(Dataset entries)
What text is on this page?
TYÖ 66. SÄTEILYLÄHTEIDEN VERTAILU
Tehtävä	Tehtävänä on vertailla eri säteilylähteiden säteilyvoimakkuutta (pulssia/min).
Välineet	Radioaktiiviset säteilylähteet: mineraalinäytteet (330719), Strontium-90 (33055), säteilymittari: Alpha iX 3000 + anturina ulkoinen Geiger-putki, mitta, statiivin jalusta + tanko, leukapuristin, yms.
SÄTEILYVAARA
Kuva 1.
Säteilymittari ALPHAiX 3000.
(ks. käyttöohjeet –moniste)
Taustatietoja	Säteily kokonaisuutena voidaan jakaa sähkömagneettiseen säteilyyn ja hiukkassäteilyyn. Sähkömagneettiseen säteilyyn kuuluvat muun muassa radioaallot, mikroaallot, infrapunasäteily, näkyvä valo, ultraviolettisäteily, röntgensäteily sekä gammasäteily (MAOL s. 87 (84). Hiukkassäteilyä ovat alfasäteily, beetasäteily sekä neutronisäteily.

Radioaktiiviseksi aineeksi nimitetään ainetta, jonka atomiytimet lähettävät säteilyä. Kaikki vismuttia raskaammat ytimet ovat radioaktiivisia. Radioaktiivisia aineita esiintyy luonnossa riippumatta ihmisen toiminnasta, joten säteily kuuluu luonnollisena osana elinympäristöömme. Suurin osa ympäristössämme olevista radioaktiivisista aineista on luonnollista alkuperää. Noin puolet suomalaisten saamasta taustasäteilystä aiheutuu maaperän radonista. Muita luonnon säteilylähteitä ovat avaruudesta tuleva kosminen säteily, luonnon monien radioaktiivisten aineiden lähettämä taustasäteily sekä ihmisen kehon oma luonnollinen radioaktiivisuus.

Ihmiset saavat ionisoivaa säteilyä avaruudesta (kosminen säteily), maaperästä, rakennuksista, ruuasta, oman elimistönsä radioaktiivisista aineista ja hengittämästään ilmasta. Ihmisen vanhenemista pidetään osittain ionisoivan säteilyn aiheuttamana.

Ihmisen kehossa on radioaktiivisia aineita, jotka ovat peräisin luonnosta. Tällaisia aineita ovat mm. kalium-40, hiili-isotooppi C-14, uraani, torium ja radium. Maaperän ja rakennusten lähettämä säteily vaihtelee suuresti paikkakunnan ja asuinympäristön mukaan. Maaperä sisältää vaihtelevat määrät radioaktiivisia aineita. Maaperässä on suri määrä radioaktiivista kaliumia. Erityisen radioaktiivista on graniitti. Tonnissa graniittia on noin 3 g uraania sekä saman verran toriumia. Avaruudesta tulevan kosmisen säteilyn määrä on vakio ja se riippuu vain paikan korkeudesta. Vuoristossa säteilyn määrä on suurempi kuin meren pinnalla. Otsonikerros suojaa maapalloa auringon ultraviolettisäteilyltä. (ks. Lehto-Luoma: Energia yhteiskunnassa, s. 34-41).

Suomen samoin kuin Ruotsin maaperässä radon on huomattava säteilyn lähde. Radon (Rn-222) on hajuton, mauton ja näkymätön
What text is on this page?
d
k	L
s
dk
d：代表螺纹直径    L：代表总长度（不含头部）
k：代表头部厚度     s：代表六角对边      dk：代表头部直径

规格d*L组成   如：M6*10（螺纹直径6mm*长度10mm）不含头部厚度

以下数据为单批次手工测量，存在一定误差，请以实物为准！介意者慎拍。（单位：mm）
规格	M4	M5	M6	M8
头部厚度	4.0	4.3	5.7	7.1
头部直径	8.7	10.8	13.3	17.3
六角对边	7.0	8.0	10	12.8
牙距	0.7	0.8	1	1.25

To be done: Go through the lines above. Select every one that has the string "radioaktiivisista".

Answer to this exercise:
Radioaktiiviseksi aineeksi nimitetään ainetta, jonka atomiytimet lähettävät säteilyä. Kaikki vismuttia raskaammat ytimet ovat radioaktiivisia. Radioaktiivisia aineita esiintyy luonnossa riippumatta ihmisen toiminnasta, joten säteily kuuluu luonnollisena osana elinympäristöömme. Suurin osa ympäristössämme olevista radioaktiivisista aineista on luonnollista alkuperää. Noin puolet suomalaisten saamasta taustasäteilystä aiheutuu maaperän radonista. Muita luonnon säteilylähteitä ovat avaruudesta tuleva kosminen säteily, luonnon monien radioaktiivisten aineiden lähettämä taustasäteily sekä ihmisen kehon oma luonnollinen radioaktiivisuus.
Ihmiset saavat ionisoivaa säteilyä avaruudesta (kosminen säteily), maaperästä, rakennuksista, ruuasta, oman elimistönsä radioaktiivisista aineista ja hengittämästään ilmasta. Ihmisen vanhenemista pidetään osittain ionisoivan säteilyn aiheuttamana.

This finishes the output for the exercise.